Exercise details: Look at the entries below and reproduce them exactly.

Data entries:
>>>

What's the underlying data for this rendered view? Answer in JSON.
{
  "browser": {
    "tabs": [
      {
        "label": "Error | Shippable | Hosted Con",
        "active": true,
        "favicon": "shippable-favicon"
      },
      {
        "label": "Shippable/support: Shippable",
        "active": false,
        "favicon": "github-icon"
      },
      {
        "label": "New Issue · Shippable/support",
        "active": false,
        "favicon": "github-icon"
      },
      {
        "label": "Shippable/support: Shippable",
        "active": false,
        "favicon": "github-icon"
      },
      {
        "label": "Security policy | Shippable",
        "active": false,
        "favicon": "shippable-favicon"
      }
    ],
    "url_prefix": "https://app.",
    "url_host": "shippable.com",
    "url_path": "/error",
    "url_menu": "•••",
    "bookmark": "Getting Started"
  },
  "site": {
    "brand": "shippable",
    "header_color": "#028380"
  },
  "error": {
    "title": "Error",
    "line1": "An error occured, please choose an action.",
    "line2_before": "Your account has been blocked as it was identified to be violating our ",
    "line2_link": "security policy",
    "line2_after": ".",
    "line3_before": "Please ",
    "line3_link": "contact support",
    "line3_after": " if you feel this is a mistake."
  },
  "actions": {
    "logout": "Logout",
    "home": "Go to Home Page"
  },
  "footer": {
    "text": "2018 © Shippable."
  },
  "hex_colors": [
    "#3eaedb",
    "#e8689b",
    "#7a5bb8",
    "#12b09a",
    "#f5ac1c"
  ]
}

<<<

Output of the exercise:
What's the underlying data for this rendered view? Answer in JSON.
{
  "browser": {
    "tabs": [
      {
        "label": "Error | Shippable | Hosted Con",
        "active": true,
        "favicon": "shippable-favicon"
      },
      {
        "label": "Shippable/support: Shippable",
        "active": false,
        "favicon": "github-icon"
      },
      {
        "label": "New Issue · Shippable/support",
        "active": false,
        "favicon": "github-icon"
      },
      {
        "label": "Shippable/support: Shippable",
        "active": false,
        "favicon": "github-icon"
      },
      {
        "label": "Security policy | Shippable",
        "active": false,
        "favicon": "shippable-favicon"
      }
    ],
    "url_prefix": "https://app.",
    "url_host": "shippable.com",
    "url_path": "/error",
    "url_menu": "•••",
    "bookmark": "Getting Started"
  },
  "site": {
    "brand": "shippable",
    "header_color": "#028380"
  },
  "error": {
    "title": "Error",
    "line1": "An error occured, please choose an action.",
    "line2_before": "Your account has been blocked as it was identified to be violating our ",
    "line2_link": "security policy",
    "line2_after": ".",
    "line3_before": "Please ",
    "line3_link": "contact support",
    "line3_after": " if you feel this is a mistake."
  },
  "actions": {
    "logout": "Logout",
    "home": "Go to Home Page"
  },
  "footer": {
    "text": "2018 © Shippable."
  },
  "hex_colors": [
    "#3eaedb",
    "#e8689b",
    "#7a5bb8",
    "#12b09a",
    "#f5ac1c"
  ]
}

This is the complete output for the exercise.